◆ **EXERCISE BRIEF**
Rewrite the stretch of the listing from the start through the line containing "data-point: [400, 353, 410, 362]", changing "x-tick-label" to "x-axis-tick" and leaving everything else as is.

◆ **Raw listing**
_ _ _ _ _ _ _

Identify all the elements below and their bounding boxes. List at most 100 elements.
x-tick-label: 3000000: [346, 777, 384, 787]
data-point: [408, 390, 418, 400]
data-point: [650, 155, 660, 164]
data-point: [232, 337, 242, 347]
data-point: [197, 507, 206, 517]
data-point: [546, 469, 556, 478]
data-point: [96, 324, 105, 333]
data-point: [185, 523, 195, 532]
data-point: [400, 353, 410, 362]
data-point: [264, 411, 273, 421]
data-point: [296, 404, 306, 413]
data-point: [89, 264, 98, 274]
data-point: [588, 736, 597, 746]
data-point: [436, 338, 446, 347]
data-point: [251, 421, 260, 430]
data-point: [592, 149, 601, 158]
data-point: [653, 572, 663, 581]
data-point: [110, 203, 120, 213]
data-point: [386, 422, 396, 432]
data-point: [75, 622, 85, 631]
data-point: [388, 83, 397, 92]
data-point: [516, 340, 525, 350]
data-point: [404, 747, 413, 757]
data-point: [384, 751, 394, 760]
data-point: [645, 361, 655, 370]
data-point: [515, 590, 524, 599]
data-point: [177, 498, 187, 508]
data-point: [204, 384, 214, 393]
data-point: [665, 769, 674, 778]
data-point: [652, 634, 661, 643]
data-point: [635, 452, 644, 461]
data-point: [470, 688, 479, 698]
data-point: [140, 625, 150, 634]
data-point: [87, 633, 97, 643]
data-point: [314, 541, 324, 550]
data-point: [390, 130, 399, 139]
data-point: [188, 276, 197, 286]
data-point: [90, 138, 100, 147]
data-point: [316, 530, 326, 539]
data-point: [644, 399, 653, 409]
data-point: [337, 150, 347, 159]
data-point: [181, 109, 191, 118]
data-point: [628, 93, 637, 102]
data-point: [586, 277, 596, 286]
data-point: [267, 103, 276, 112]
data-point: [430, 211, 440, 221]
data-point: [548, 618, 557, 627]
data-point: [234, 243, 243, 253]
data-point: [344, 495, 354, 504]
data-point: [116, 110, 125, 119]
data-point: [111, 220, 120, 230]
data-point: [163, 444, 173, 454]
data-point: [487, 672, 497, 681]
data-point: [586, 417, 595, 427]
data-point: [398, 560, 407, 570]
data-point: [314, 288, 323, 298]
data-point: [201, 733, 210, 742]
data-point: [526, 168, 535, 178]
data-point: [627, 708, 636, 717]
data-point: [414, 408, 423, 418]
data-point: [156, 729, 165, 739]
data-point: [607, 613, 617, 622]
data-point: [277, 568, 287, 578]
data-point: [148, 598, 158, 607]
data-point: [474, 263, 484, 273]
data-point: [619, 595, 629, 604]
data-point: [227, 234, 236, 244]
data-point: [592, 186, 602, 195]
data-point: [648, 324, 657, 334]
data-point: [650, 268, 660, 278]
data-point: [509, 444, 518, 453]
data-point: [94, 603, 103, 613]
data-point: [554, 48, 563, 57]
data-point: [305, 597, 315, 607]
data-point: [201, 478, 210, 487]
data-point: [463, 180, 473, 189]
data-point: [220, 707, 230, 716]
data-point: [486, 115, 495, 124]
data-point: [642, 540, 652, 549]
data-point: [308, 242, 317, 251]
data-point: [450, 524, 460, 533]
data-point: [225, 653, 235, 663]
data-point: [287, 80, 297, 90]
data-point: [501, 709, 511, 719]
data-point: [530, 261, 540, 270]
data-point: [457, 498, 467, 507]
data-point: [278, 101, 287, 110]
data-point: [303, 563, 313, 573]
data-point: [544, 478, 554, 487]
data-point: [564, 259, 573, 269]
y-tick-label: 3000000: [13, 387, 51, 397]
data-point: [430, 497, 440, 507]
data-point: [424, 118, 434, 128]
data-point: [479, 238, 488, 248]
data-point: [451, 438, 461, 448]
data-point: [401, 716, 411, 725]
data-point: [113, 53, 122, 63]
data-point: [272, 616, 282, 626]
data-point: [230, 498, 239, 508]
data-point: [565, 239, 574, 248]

_ _ _ _ _ _ _

◆ **CORRECT ANSWER**
Identify all the elements below and their bounding boxes. List at most 100 elements.
x-axis-tick: 3000000: [346, 777, 384, 787]
data-point: [408, 390, 418, 400]
data-point: [650, 155, 660, 164]
data-point: [232, 337, 242, 347]
data-point: [197, 507, 206, 517]
data-point: [546, 469, 556, 478]
data-point: [96, 324, 105, 333]
data-point: [185, 523, 195, 532]
data-point: [400, 353, 410, 362]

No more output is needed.